_ENUNCIADO_.
No trecho sobre a diferença entre esquerda e direita, o que deve ser a prioridade no lugar do aprendizado moral?

_TRECHO FORNECIDO_.
A diferença esquerda/direita padece de uma crise programática, pois nenhum dos lados contribui para criar e reforçar linhas diferentes de políticas públicas que sejam suficientemente fortes e abrangentes para se enraizarem no imaginário político popular. Esta crise programática é compensada pela diferenciação moral, com larga vantagem para a direita. O grande desafio é sair da dimensão moral e ocupar devidamente a dimensão programática da política nacional. A prioridade não deve ser aprendizado moral e sim aprendizado político. A moral precisa ser cerceada para que a política entre em cena. A desorientação teórica da esquerda, marcada pelo uso moralista de conceitos como capitalismo (que adquire no discurso subsociológico o status de um “ator”, um verdadeiro “capetalismo” definido como entidade protagonista da decadência moral), colonialidade, patriarcado e “racismo estrutural” reforça o problema prático de seu afastamento das maiorias. Neste ponto, a direita brasileira parece ter uma grande vantagem: além da inegável “química” cultural e moral com a maioria do povo brasileiro atual, ela não cultiva nenhuma “teoria” social ou política que a torne refém de abstrações vazias como as que amarram a esquerda no fatalismo, no vitimismo, na derrota e na insignificância. A dinâmica aberta e inovadora da direita traz mais esperança que o conservadorismo semântico da esquerda. Minha tese central é que é mais fácil surgir uma “direita que faz”, capaz de resolver problemas concretos como nossa decadência econômica, às ameaças à nossa soberania nacional, a insegurança pública e os impasses da política social do que nossa esquerda moribunda achar um rumo decente. A esquerda precisa morrer e ser sepultada para que uma nova possa surgir. Um governo de direita sério faria bem ao Brasil e à esquerda.

_LISTAGEM_.
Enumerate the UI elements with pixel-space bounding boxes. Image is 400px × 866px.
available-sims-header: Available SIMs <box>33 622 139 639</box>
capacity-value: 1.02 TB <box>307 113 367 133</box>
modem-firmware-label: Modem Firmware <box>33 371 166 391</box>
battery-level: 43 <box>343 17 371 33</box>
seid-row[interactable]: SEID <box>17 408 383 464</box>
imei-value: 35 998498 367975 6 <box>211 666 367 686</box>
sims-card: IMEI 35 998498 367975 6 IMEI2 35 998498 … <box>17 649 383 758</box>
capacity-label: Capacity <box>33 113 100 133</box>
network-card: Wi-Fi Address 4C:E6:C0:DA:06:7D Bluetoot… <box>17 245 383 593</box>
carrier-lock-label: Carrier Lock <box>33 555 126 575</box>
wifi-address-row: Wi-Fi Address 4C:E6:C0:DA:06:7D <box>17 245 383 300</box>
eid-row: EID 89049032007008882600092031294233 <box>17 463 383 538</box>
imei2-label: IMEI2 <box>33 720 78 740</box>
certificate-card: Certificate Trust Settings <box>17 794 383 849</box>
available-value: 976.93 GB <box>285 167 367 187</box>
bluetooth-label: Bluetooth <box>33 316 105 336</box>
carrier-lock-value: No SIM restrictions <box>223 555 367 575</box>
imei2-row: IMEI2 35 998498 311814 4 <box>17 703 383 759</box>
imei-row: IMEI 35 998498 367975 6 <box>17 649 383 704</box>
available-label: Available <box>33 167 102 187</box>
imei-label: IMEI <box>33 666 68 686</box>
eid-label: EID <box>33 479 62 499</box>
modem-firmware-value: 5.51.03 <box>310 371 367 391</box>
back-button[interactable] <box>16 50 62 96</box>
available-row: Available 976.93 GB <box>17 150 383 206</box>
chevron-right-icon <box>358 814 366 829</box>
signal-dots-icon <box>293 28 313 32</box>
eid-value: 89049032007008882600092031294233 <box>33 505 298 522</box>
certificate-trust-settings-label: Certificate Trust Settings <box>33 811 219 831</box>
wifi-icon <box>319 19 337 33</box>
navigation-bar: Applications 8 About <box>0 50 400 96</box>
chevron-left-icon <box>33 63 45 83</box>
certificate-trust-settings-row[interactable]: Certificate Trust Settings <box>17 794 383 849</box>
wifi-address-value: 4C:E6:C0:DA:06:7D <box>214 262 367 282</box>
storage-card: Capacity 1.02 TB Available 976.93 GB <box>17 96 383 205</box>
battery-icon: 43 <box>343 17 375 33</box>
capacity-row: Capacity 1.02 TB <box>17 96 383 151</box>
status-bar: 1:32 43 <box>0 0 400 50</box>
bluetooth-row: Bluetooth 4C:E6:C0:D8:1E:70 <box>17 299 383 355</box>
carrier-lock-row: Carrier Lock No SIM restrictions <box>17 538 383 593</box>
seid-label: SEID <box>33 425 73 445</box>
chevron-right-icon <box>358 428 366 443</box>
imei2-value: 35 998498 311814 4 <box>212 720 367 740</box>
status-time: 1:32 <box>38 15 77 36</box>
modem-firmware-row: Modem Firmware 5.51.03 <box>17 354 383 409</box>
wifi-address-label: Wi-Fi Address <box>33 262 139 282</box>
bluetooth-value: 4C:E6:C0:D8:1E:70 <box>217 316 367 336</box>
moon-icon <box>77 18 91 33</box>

_RESPOSTA ESPERADA_.
O aprendizado político.